** start DATA PROVIDED **
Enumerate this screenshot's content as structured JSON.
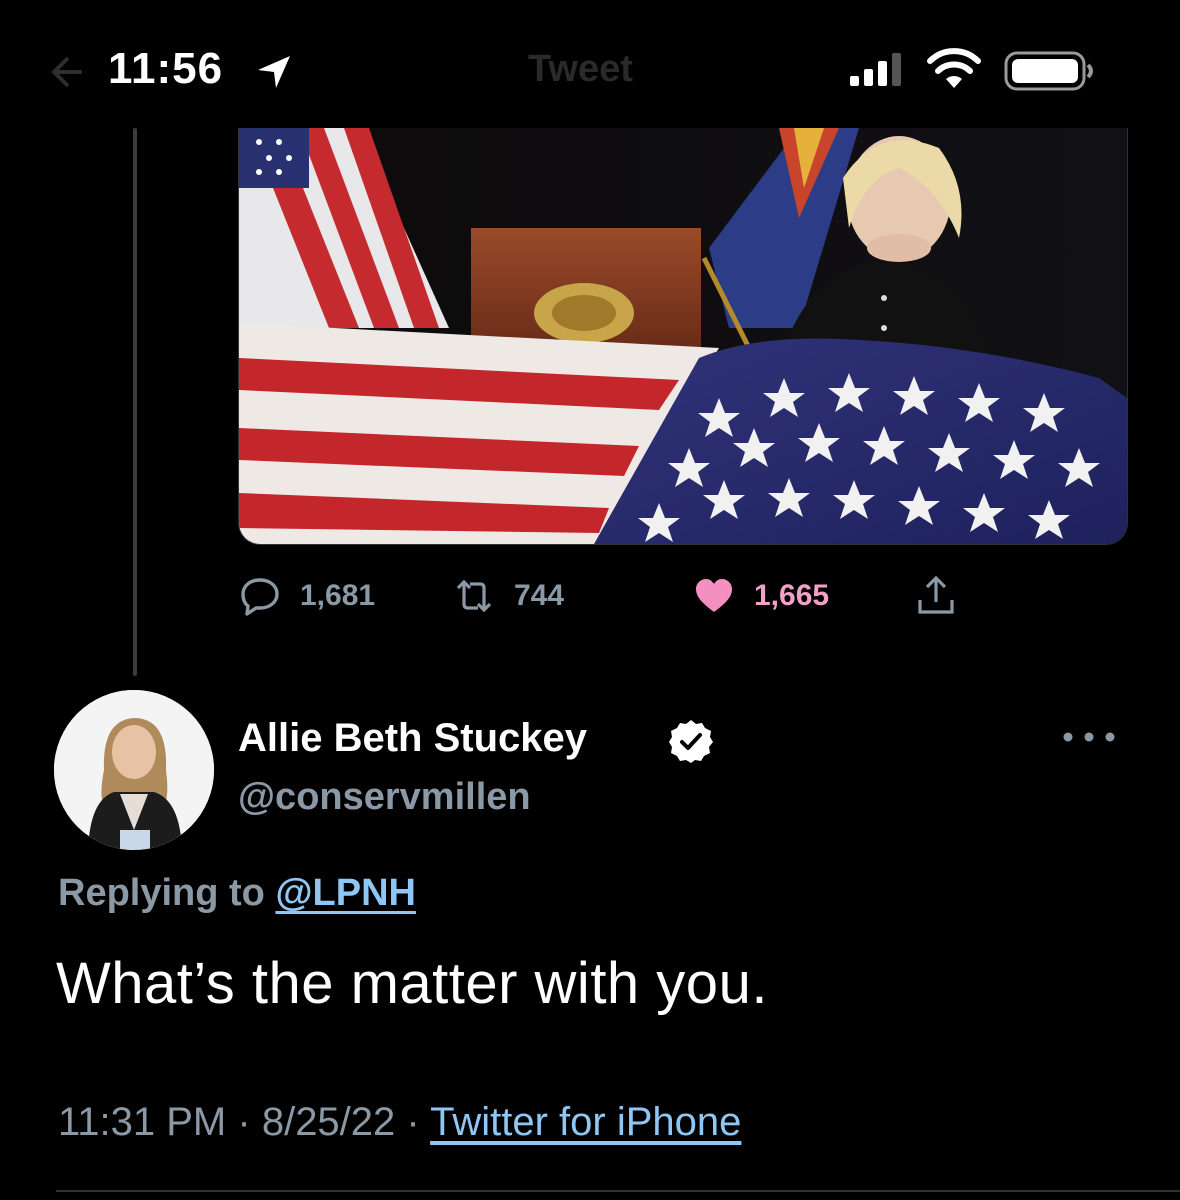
{
  "status_bar": {
    "time": "11:56",
    "nav_title": "Tweet"
  },
  "parent_tweet": {
    "stats": {
      "replies": "1,681",
      "retweets": "744",
      "likes": "1,665"
    }
  },
  "tweet": {
    "author_name": "Allie Beth Stuckey",
    "handle": "@conservmillen",
    "replying_prefix": "Replying to",
    "replying_to": "@LPNH",
    "text": "What’s the matter with you.",
    "time": "11:31 PM",
    "separator": "·",
    "date": "8/25/22",
    "client": "Twitter for iPhone"
  },
  "colors": {
    "background": "#000000",
    "secondary_text": "#8b98a5",
    "link": "#8ec7f5",
    "like": "#f48fc1"
  }
}
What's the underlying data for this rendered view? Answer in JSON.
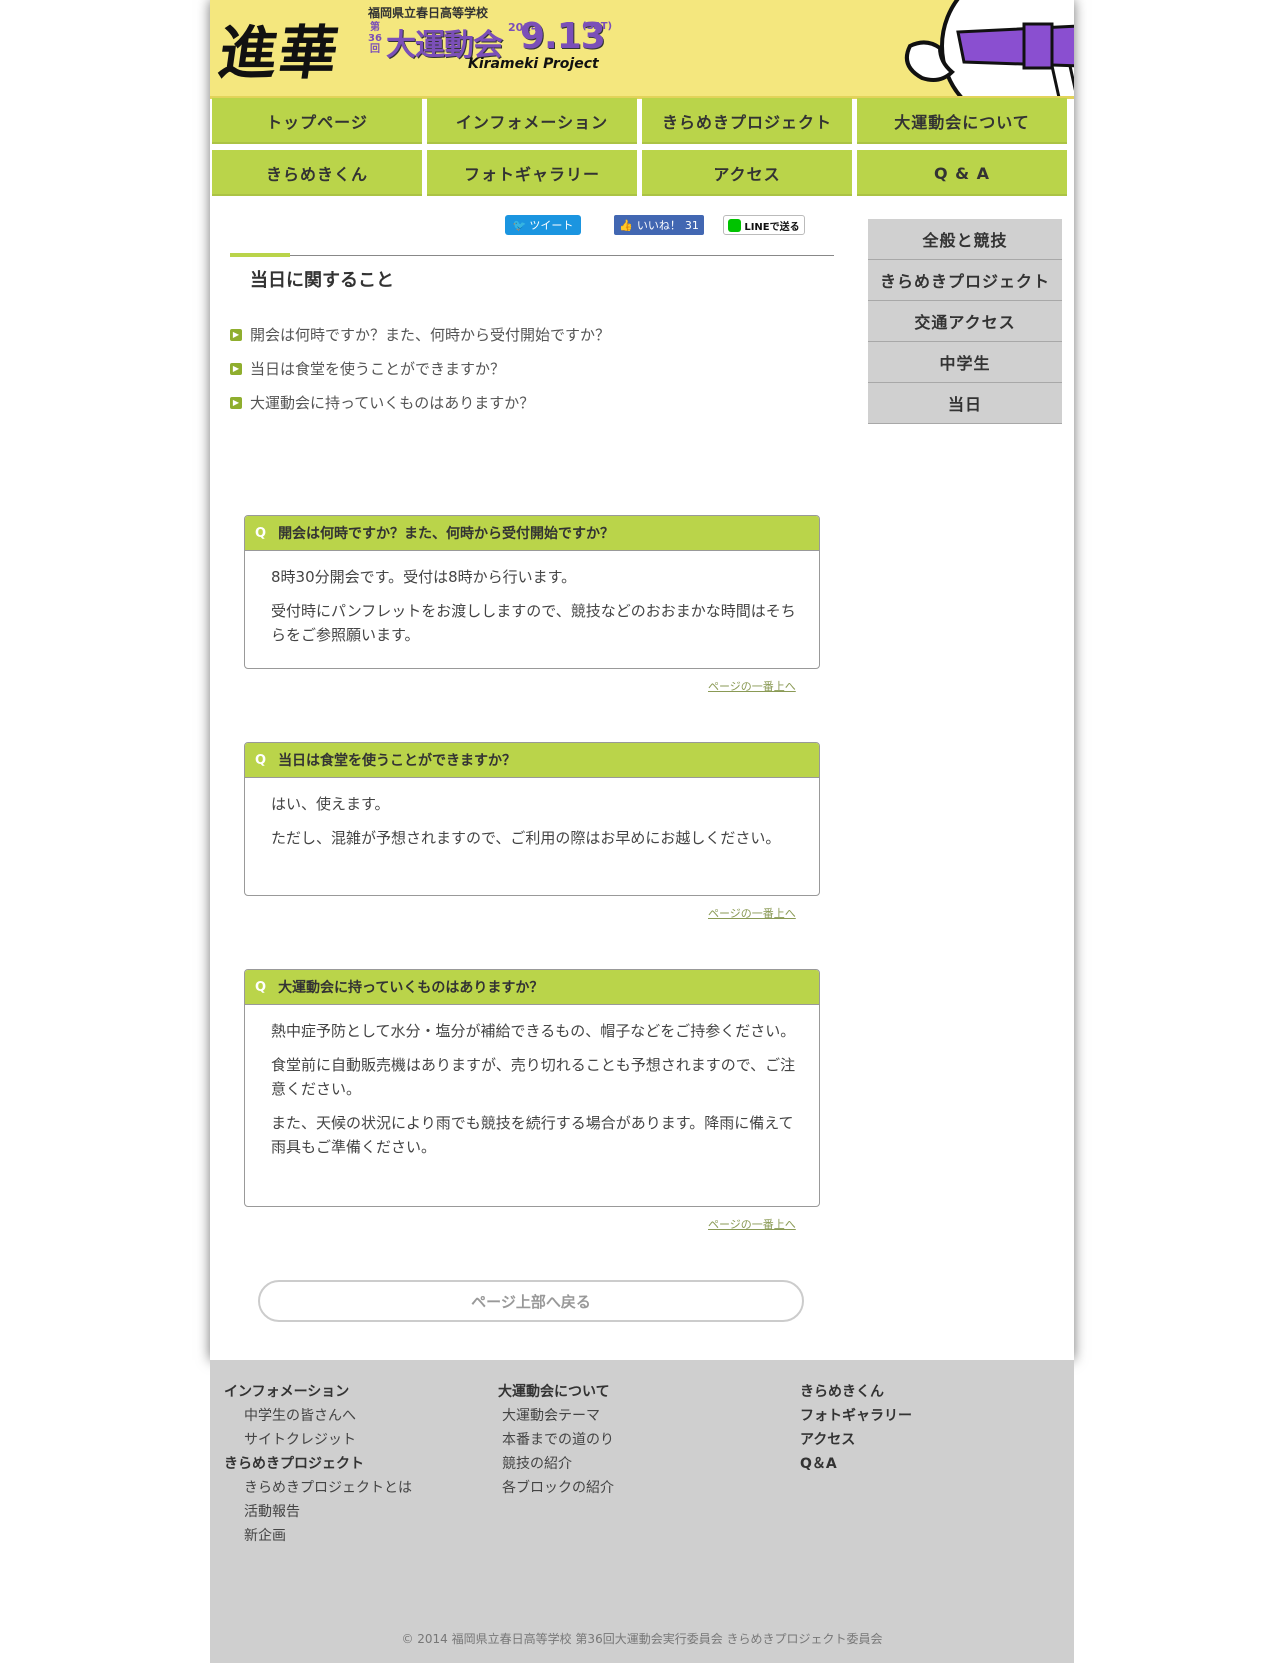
{
  "header": {
    "logo_text": "進華",
    "school": "福岡県立春日高等学校",
    "edition": "第36回",
    "event": "大運動会",
    "year": "2014",
    "date": "9.13",
    "weekday": "(SAT)",
    "project": "Kirameki Project"
  },
  "nav": [
    "トップページ",
    "インフォメーション",
    "きらめきプロジェクト",
    "大運動会について",
    "きらめきくん",
    "フォトギャラリー",
    "アクセス",
    "Q & A"
  ],
  "share": {
    "tweet": "ツイート",
    "like": "いいね！",
    "like_count": "31",
    "line": "LINEで送る"
  },
  "section": {
    "title": "当日に関すること",
    "toc": [
      "開会は何時ですか？また、何時から受付開始ですか？",
      "当日は食堂を使うことができますか？",
      "大運動会に持っていくものはありますか？"
    ]
  },
  "qa": [
    {
      "q_mark": "Q",
      "question": "開会は何時ですか？また、何時から受付開始ですか？",
      "answers": [
        "8時30分開会です。受付は8時から行います。",
        "受付時にパンフレットをお渡ししますので、競技などのおおまかな時間はそちらをご参照願います。"
      ],
      "to_top": "ページの一番上へ"
    },
    {
      "q_mark": "Q",
      "question": "当日は食堂を使うことができますか？",
      "answers": [
        "はい、使えます。",
        "ただし、混雑が予想されますので、ご利用の際はお早めにお越しください。"
      ],
      "to_top": "ページの一番上へ"
    },
    {
      "q_mark": "Q",
      "question": "大運動会に持っていくものはありますか？",
      "answers": [
        "熱中症予防として水分・塩分が補給できるもの、帽子などをご持参ください。",
        "食堂前に自動販売機はありますが、売り切れることも予想されますので、ご注意ください。",
        "また、天候の状況により雨でも競技を続行する場合があります。降雨に備えて雨具もご準備ください。"
      ],
      "to_top": "ページの一番上へ"
    }
  ],
  "back_to_top": "ページ上部へ戻る",
  "sidebar": [
    "全般と競技",
    "きらめきプロジェクト",
    "交通アクセス",
    "中学生",
    "当日"
  ],
  "footer": {
    "col1": [
      {
        "head": "インフォメーション",
        "subs": [
          "中学生の皆さんへ",
          "サイトクレジット"
        ]
      },
      {
        "head": "きらめきプロジェクト",
        "subs": [
          "きらめきプロジェクトとは",
          "活動報告",
          "新企画"
        ]
      }
    ],
    "col2": [
      {
        "head": "大運動会について",
        "subs": [
          "大運動会テーマ",
          "本番までの道のり",
          "競技の紹介",
          "各ブロックの紹介"
        ]
      }
    ],
    "col3": [
      "きらめきくん",
      "フォトギャラリー",
      "アクセス",
      "Q＆A"
    ],
    "copyright": "© 2014 福岡県立春日高等学校 第36回大運動会実行委員会 きらめきプロジェクト委員会"
  },
  "colors": {
    "header_bg": "#f4e77e",
    "nav_green": "#bad44a",
    "accent_purple": "#7b4fb8",
    "sidebar_gray": "#d0d0d0",
    "footer_gray": "#cfcfcf"
  }
}
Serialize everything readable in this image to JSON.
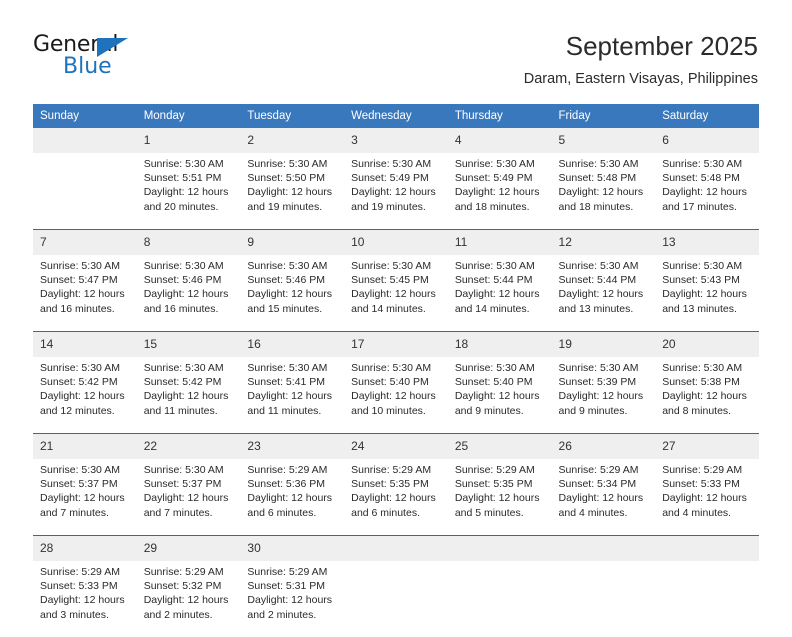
{
  "brand": {
    "name_part1": "General",
    "name_part2": "Blue",
    "accent_color": "#1e73bc"
  },
  "header": {
    "title": "September 2025",
    "subtitle": "Daram, Eastern Visayas, Philippines"
  },
  "theme": {
    "header_blue": "#3a78bd",
    "separator_blue": "#2f6aac",
    "daynum_band": "#efefef",
    "text": "#2a2a2a"
  },
  "weekday_headers": [
    "Sunday",
    "Monday",
    "Tuesday",
    "Wednesday",
    "Thursday",
    "Friday",
    "Saturday"
  ],
  "weeks": [
    {
      "days": [
        {
          "date": "",
          "sunrise": "",
          "sunset": "",
          "daylight_line1": "",
          "daylight_line2": ""
        },
        {
          "date": "1",
          "sunrise": "Sunrise: 5:30 AM",
          "sunset": "Sunset: 5:51 PM",
          "daylight_line1": "Daylight: 12 hours",
          "daylight_line2": "and 20 minutes."
        },
        {
          "date": "2",
          "sunrise": "Sunrise: 5:30 AM",
          "sunset": "Sunset: 5:50 PM",
          "daylight_line1": "Daylight: 12 hours",
          "daylight_line2": "and 19 minutes."
        },
        {
          "date": "3",
          "sunrise": "Sunrise: 5:30 AM",
          "sunset": "Sunset: 5:49 PM",
          "daylight_line1": "Daylight: 12 hours",
          "daylight_line2": "and 19 minutes."
        },
        {
          "date": "4",
          "sunrise": "Sunrise: 5:30 AM",
          "sunset": "Sunset: 5:49 PM",
          "daylight_line1": "Daylight: 12 hours",
          "daylight_line2": "and 18 minutes."
        },
        {
          "date": "5",
          "sunrise": "Sunrise: 5:30 AM",
          "sunset": "Sunset: 5:48 PM",
          "daylight_line1": "Daylight: 12 hours",
          "daylight_line2": "and 18 minutes."
        },
        {
          "date": "6",
          "sunrise": "Sunrise: 5:30 AM",
          "sunset": "Sunset: 5:48 PM",
          "daylight_line1": "Daylight: 12 hours",
          "daylight_line2": "and 17 minutes."
        }
      ]
    },
    {
      "days": [
        {
          "date": "7",
          "sunrise": "Sunrise: 5:30 AM",
          "sunset": "Sunset: 5:47 PM",
          "daylight_line1": "Daylight: 12 hours",
          "daylight_line2": "and 16 minutes."
        },
        {
          "date": "8",
          "sunrise": "Sunrise: 5:30 AM",
          "sunset": "Sunset: 5:46 PM",
          "daylight_line1": "Daylight: 12 hours",
          "daylight_line2": "and 16 minutes."
        },
        {
          "date": "9",
          "sunrise": "Sunrise: 5:30 AM",
          "sunset": "Sunset: 5:46 PM",
          "daylight_line1": "Daylight: 12 hours",
          "daylight_line2": "and 15 minutes."
        },
        {
          "date": "10",
          "sunrise": "Sunrise: 5:30 AM",
          "sunset": "Sunset: 5:45 PM",
          "daylight_line1": "Daylight: 12 hours",
          "daylight_line2": "and 14 minutes."
        },
        {
          "date": "11",
          "sunrise": "Sunrise: 5:30 AM",
          "sunset": "Sunset: 5:44 PM",
          "daylight_line1": "Daylight: 12 hours",
          "daylight_line2": "and 14 minutes."
        },
        {
          "date": "12",
          "sunrise": "Sunrise: 5:30 AM",
          "sunset": "Sunset: 5:44 PM",
          "daylight_line1": "Daylight: 12 hours",
          "daylight_line2": "and 13 minutes."
        },
        {
          "date": "13",
          "sunrise": "Sunrise: 5:30 AM",
          "sunset": "Sunset: 5:43 PM",
          "daylight_line1": "Daylight: 12 hours",
          "daylight_line2": "and 13 minutes."
        }
      ]
    },
    {
      "days": [
        {
          "date": "14",
          "sunrise": "Sunrise: 5:30 AM",
          "sunset": "Sunset: 5:42 PM",
          "daylight_line1": "Daylight: 12 hours",
          "daylight_line2": "and 12 minutes."
        },
        {
          "date": "15",
          "sunrise": "Sunrise: 5:30 AM",
          "sunset": "Sunset: 5:42 PM",
          "daylight_line1": "Daylight: 12 hours",
          "daylight_line2": "and 11 minutes."
        },
        {
          "date": "16",
          "sunrise": "Sunrise: 5:30 AM",
          "sunset": "Sunset: 5:41 PM",
          "daylight_line1": "Daylight: 12 hours",
          "daylight_line2": "and 11 minutes."
        },
        {
          "date": "17",
          "sunrise": "Sunrise: 5:30 AM",
          "sunset": "Sunset: 5:40 PM",
          "daylight_line1": "Daylight: 12 hours",
          "daylight_line2": "and 10 minutes."
        },
        {
          "date": "18",
          "sunrise": "Sunrise: 5:30 AM",
          "sunset": "Sunset: 5:40 PM",
          "daylight_line1": "Daylight: 12 hours",
          "daylight_line2": "and 9 minutes."
        },
        {
          "date": "19",
          "sunrise": "Sunrise: 5:30 AM",
          "sunset": "Sunset: 5:39 PM",
          "daylight_line1": "Daylight: 12 hours",
          "daylight_line2": "and 9 minutes."
        },
        {
          "date": "20",
          "sunrise": "Sunrise: 5:30 AM",
          "sunset": "Sunset: 5:38 PM",
          "daylight_line1": "Daylight: 12 hours",
          "daylight_line2": "and 8 minutes."
        }
      ]
    },
    {
      "days": [
        {
          "date": "21",
          "sunrise": "Sunrise: 5:30 AM",
          "sunset": "Sunset: 5:37 PM",
          "daylight_line1": "Daylight: 12 hours",
          "daylight_line2": "and 7 minutes."
        },
        {
          "date": "22",
          "sunrise": "Sunrise: 5:30 AM",
          "sunset": "Sunset: 5:37 PM",
          "daylight_line1": "Daylight: 12 hours",
          "daylight_line2": "and 7 minutes."
        },
        {
          "date": "23",
          "sunrise": "Sunrise: 5:29 AM",
          "sunset": "Sunset: 5:36 PM",
          "daylight_line1": "Daylight: 12 hours",
          "daylight_line2": "and 6 minutes."
        },
        {
          "date": "24",
          "sunrise": "Sunrise: 5:29 AM",
          "sunset": "Sunset: 5:35 PM",
          "daylight_line1": "Daylight: 12 hours",
          "daylight_line2": "and 6 minutes."
        },
        {
          "date": "25",
          "sunrise": "Sunrise: 5:29 AM",
          "sunset": "Sunset: 5:35 PM",
          "daylight_line1": "Daylight: 12 hours",
          "daylight_line2": "and 5 minutes."
        },
        {
          "date": "26",
          "sunrise": "Sunrise: 5:29 AM",
          "sunset": "Sunset: 5:34 PM",
          "daylight_line1": "Daylight: 12 hours",
          "daylight_line2": "and 4 minutes."
        },
        {
          "date": "27",
          "sunrise": "Sunrise: 5:29 AM",
          "sunset": "Sunset: 5:33 PM",
          "daylight_line1": "Daylight: 12 hours",
          "daylight_line2": "and 4 minutes."
        }
      ]
    },
    {
      "days": [
        {
          "date": "28",
          "sunrise": "Sunrise: 5:29 AM",
          "sunset": "Sunset: 5:33 PM",
          "daylight_line1": "Daylight: 12 hours",
          "daylight_line2": "and 3 minutes."
        },
        {
          "date": "29",
          "sunrise": "Sunrise: 5:29 AM",
          "sunset": "Sunset: 5:32 PM",
          "daylight_line1": "Daylight: 12 hours",
          "daylight_line2": "and 2 minutes."
        },
        {
          "date": "30",
          "sunrise": "Sunrise: 5:29 AM",
          "sunset": "Sunset: 5:31 PM",
          "daylight_line1": "Daylight: 12 hours",
          "daylight_line2": "and 2 minutes."
        },
        {
          "date": "",
          "sunrise": "",
          "sunset": "",
          "daylight_line1": "",
          "daylight_line2": ""
        },
        {
          "date": "",
          "sunrise": "",
          "sunset": "",
          "daylight_line1": "",
          "daylight_line2": ""
        },
        {
          "date": "",
          "sunrise": "",
          "sunset": "",
          "daylight_line1": "",
          "daylight_line2": ""
        },
        {
          "date": "",
          "sunrise": "",
          "sunset": "",
          "daylight_line1": "",
          "daylight_line2": ""
        }
      ]
    }
  ]
}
** end DATA PROVIDED **
STATED TASK — Take every line containing the word "当日は食堂を使うことができますか" and copy it.

SOLUTION BELOW —
      "当日は食堂を使うことができますか？",
      "question": "当日は食堂を使うことができますか？",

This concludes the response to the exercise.